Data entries

-*-

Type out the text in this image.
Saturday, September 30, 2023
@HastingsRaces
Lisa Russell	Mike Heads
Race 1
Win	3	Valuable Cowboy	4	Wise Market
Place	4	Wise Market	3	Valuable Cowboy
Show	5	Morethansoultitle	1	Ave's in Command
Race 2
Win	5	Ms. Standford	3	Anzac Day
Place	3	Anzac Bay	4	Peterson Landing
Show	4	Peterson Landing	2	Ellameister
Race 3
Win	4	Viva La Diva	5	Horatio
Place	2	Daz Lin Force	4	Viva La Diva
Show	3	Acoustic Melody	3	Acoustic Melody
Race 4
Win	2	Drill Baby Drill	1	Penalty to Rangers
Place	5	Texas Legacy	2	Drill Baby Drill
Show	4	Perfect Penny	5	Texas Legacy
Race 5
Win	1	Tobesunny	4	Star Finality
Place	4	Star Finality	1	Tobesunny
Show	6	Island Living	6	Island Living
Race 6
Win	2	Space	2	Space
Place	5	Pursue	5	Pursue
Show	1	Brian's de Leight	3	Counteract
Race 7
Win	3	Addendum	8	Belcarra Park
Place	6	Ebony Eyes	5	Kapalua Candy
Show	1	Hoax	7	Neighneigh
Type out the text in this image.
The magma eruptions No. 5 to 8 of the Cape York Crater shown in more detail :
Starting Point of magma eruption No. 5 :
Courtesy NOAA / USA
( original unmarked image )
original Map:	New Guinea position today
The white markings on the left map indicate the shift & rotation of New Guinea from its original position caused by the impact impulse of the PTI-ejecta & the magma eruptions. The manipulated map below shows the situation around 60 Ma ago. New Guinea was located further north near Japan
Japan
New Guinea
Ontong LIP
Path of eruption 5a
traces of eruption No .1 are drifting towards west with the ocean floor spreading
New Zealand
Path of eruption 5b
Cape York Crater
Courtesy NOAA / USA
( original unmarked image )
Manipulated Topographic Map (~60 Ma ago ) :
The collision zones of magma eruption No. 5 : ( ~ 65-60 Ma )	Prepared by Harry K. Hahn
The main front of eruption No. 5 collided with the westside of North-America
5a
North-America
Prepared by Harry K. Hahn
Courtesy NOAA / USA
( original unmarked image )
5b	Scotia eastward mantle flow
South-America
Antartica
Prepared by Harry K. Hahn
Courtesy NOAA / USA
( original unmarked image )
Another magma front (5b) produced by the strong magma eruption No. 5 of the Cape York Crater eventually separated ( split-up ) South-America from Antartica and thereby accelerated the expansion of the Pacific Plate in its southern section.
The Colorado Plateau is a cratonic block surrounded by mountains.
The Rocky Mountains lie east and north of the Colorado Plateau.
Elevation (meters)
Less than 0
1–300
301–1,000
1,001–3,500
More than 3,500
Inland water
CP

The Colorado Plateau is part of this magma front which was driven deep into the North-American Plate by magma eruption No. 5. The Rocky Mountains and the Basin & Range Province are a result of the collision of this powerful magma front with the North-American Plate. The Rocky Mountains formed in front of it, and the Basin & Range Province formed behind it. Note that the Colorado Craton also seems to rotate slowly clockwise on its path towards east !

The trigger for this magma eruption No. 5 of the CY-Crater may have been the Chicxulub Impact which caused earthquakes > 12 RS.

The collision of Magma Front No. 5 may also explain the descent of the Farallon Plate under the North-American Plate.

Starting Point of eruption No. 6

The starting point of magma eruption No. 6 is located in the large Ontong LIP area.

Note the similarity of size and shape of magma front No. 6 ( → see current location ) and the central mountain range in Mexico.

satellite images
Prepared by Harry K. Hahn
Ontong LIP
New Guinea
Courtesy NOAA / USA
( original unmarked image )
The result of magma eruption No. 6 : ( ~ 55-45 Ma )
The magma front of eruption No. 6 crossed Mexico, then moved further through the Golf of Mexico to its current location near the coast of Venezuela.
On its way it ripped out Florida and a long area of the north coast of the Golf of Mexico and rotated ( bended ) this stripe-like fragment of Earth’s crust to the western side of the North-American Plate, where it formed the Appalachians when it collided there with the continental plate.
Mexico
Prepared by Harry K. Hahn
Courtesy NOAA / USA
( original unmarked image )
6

-*-

◆ **Problem to solve**: Where a line holds "American", copy that line.

◆ **Correct output**:
The Colorado Plateau is part of this magma front which was driven deep into the North-American Plate by magma eruption No. 5. The Rocky Mountains and the Basin & Range Province are a result of the collision of this powerful magma front with the North-American Plate. The Rocky Mountains formed in front of it, and the Basin & Range Province formed behind it. Note that the Colorado Craton also seems to rotate slowly clockwise on its path towards east !
The collision of Magma Front No. 5 may also explain the descent of the Farallon Plate under the North-American Plate.
On its way it ripped out Florida and a long area of the north coast of the Golf of Mexico and rotated ( bended ) this stripe-like fragment of Earth’s crust to the western side of the North-American Plate, where it formed the Appalachians when it collided there with the continental plate.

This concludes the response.